Request »
Print every entry word for word, but omit the pictures.

━━━ Source material ━━━

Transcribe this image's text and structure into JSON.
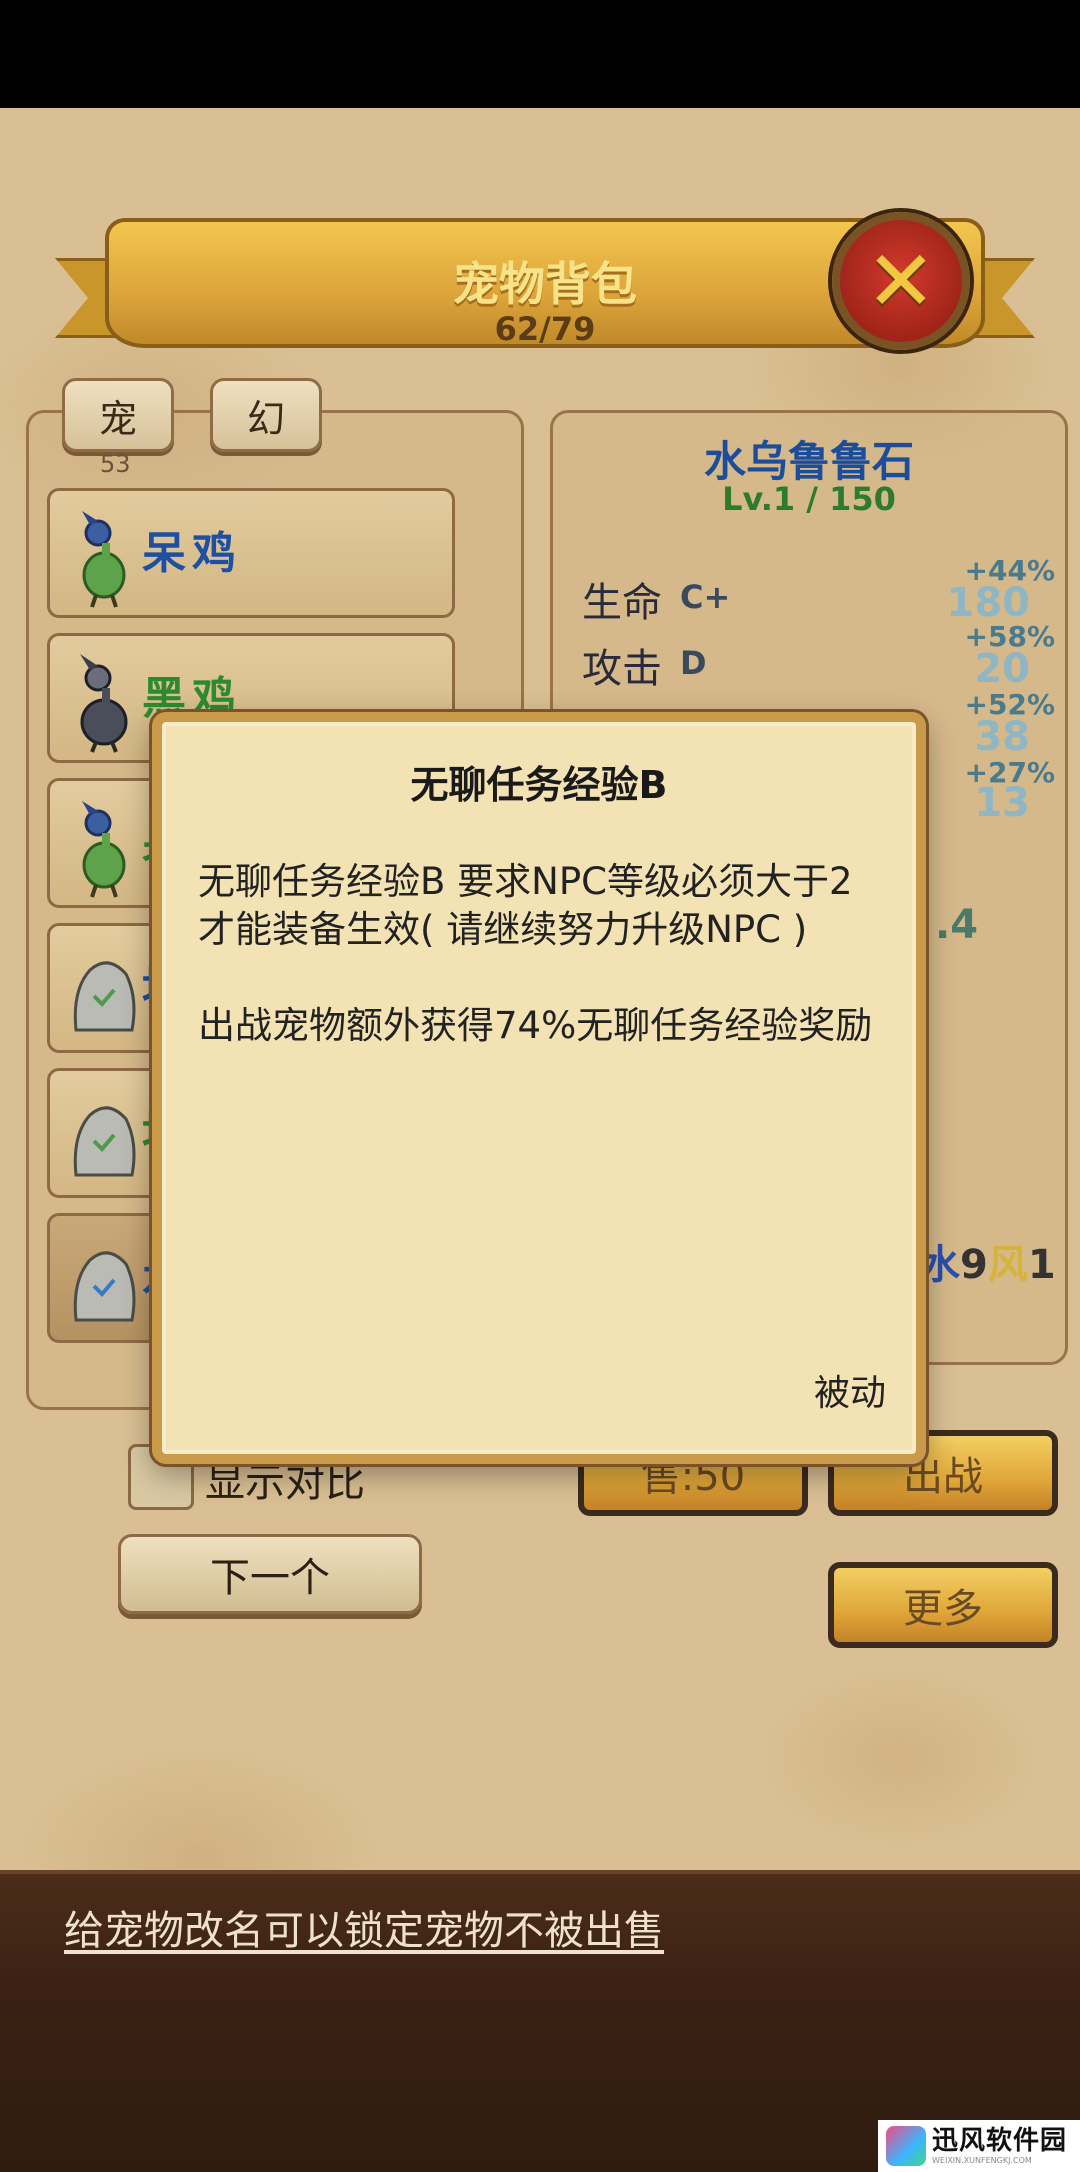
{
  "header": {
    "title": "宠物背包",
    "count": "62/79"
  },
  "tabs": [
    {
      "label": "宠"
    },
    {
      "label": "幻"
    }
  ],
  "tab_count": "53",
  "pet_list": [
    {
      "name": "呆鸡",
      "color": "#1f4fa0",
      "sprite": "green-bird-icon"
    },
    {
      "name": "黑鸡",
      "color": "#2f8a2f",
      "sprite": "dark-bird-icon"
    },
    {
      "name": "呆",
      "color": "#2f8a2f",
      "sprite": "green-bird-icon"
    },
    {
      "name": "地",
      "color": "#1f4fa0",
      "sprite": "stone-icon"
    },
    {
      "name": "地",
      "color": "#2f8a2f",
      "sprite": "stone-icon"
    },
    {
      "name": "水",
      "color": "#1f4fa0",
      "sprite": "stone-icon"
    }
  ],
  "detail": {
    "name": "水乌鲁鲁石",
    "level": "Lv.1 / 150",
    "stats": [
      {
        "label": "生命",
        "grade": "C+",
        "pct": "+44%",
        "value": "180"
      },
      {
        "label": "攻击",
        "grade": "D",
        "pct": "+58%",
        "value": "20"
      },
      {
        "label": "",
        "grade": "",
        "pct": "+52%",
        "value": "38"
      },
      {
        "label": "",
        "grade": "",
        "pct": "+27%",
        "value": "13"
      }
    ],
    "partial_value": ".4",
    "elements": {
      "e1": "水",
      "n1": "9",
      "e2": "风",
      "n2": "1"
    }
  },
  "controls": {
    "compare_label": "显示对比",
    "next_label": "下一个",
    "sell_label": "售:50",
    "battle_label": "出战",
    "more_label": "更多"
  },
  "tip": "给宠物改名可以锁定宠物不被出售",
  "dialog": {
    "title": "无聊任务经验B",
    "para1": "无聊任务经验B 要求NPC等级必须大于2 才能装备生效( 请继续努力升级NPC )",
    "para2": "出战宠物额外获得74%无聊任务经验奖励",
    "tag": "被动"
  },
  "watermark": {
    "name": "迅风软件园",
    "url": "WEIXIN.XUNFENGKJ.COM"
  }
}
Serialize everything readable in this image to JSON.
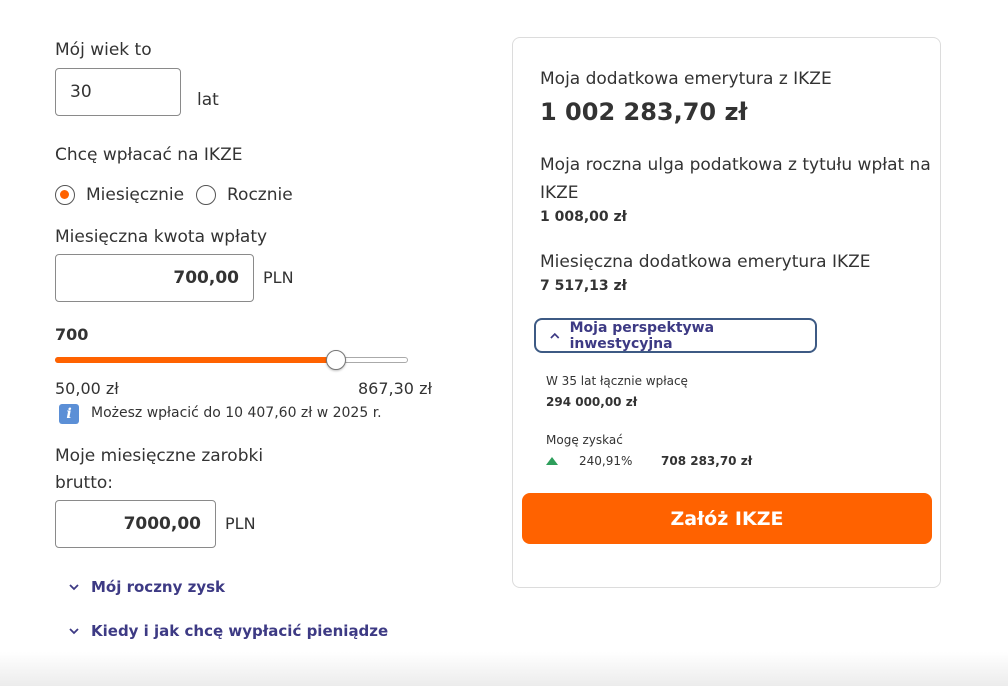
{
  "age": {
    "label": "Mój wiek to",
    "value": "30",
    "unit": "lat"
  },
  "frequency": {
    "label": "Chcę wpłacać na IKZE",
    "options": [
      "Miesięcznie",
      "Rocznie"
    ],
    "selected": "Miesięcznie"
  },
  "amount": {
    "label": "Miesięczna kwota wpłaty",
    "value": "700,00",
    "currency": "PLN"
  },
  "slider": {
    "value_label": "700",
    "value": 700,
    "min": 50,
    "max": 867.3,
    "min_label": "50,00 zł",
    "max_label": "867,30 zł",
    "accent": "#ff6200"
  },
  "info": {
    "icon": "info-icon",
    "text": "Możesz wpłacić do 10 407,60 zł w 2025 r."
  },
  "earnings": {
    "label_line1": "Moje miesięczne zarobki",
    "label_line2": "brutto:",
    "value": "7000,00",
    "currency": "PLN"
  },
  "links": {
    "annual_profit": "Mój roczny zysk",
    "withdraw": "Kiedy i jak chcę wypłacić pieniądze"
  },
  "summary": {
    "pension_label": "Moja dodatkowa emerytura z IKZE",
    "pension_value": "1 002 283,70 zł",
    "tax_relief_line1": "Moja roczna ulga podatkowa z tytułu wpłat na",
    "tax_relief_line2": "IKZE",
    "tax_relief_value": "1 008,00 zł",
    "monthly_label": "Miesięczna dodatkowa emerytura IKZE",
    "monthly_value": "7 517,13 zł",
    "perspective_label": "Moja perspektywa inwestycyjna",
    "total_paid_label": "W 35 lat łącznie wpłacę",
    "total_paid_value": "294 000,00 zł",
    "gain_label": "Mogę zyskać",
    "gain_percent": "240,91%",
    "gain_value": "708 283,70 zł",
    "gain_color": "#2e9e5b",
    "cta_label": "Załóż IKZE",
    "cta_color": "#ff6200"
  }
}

━━━

Solution »
Transcribe this image's text and structure into JSON.
{
  "header": {
    "title": "宠物背包",
    "count": "62/79"
  },
  "tabs": [
    {
      "label": "宠"
    },
    {
      "label": "幻"
    }
  ],
  "tab_count": "53",
  "pet_list": [
    {
      "name": "呆鸡",
      "color": "#1f4fa0",
      "sprite": "green-bird-icon"
    },
    {
      "name": "黑鸡",
      "color": "#2f8a2f",
      "sprite": "dark-bird-icon"
    },
    {
      "name": "呆",
      "color": "#2f8a2f",
      "sprite": "green-bird-icon"
    },
    {
      "name": "地",
      "color": "#1f4fa0",
      "sprite": "stone-icon"
    },
    {
      "name": "地",
      "color": "#2f8a2f",
      "sprite": "stone-icon"
    },
    {
      "name": "水",
      "color": "#1f4fa0",
      "sprite": "stone-icon"
    }
  ],
  "detail": {
    "name": "水乌鲁鲁石",
    "level": "Lv.1 / 150",
    "stats": [
      {
        "label": "生命",
        "grade": "C+",
        "pct": "+44%",
        "value": "180"
      },
      {
        "label": "攻击",
        "grade": "D",
        "pct": "+58%",
        "value": "20"
      },
      {
        "label": "",
        "grade": "",
        "pct": "+52%",
        "value": "38"
      },
      {
        "label": "",
        "grade": "",
        "pct": "+27%",
        "value": "13"
      }
    ],
    "partial_value": ".4",
    "elements": {
      "e1": "水",
      "n1": "9",
      "e2": "风",
      "n2": "1"
    }
  },
  "controls": {
    "compare_label": "显示对比",
    "next_label": "下一个",
    "sell_label": "售:50",
    "battle_label": "出战",
    "more_label": "更多"
  },
  "tip": "给宠物改名可以锁定宠物不被出售",
  "dialog": {
    "title": "无聊任务经验B",
    "para1": "无聊任务经验B 要求NPC等级必须大于2 才能装备生效( 请继续努力升级NPC )",
    "para2": "出战宠物额外获得74%无聊任务经验奖励",
    "tag": "被动"
  },
  "watermark": {
    "name": "迅风软件园",
    "url": "WEIXIN.XUNFENGKJ.COM"
  }
}
Serialize everything readable in this image to JSON.
{
  "age": {
    "label": "Mój wiek to",
    "value": "30",
    "unit": "lat"
  },
  "frequency": {
    "label": "Chcę wpłacać na IKZE",
    "options": [
      "Miesięcznie",
      "Rocznie"
    ],
    "selected": "Miesięcznie"
  },
  "amount": {
    "label": "Miesięczna kwota wpłaty",
    "value": "700,00",
    "currency": "PLN"
  },
  "slider": {
    "value_label": "700",
    "value": 700,
    "min": 50,
    "max": 867.3,
    "min_label": "50,00 zł",
    "max_label": "867,30 zł",
    "accent": "#ff6200"
  },
  "info": {
    "icon": "info-icon",
    "text": "Możesz wpłacić do 10 407,60 zł w 2025 r."
  },
  "earnings": {
    "label_line1": "Moje miesięczne zarobki",
    "label_line2": "brutto:",
    "value": "7000,00",
    "currency": "PLN"
  },
  "links": {
    "annual_profit": "Mój roczny zysk",
    "withdraw": "Kiedy i jak chcę wypłacić pieniądze"
  },
  "summary": {
    "pension_label": "Moja dodatkowa emerytura z IKZE",
    "pension_value": "1 002 283,70 zł",
    "tax_relief_line1": "Moja roczna ulga podatkowa z tytułu wpłat na",
    "tax_relief_line2": "IKZE",
    "tax_relief_value": "1 008,00 zł",
    "monthly_label": "Miesięczna dodatkowa emerytura IKZE",
    "monthly_value": "7 517,13 zł",
    "perspective_label": "Moja perspektywa inwestycyjna",
    "total_paid_label": "W 35 lat łącznie wpłacę",
    "total_paid_value": "294 000,00 zł",
    "gain_label": "Mogę zyskać",
    "gain_percent": "240,91%",
    "gain_value": "708 283,70 zł",
    "gain_color": "#2e9e5b",
    "cta_label": "Załóż IKZE",
    "cta_color": "#ff6200"
  }
}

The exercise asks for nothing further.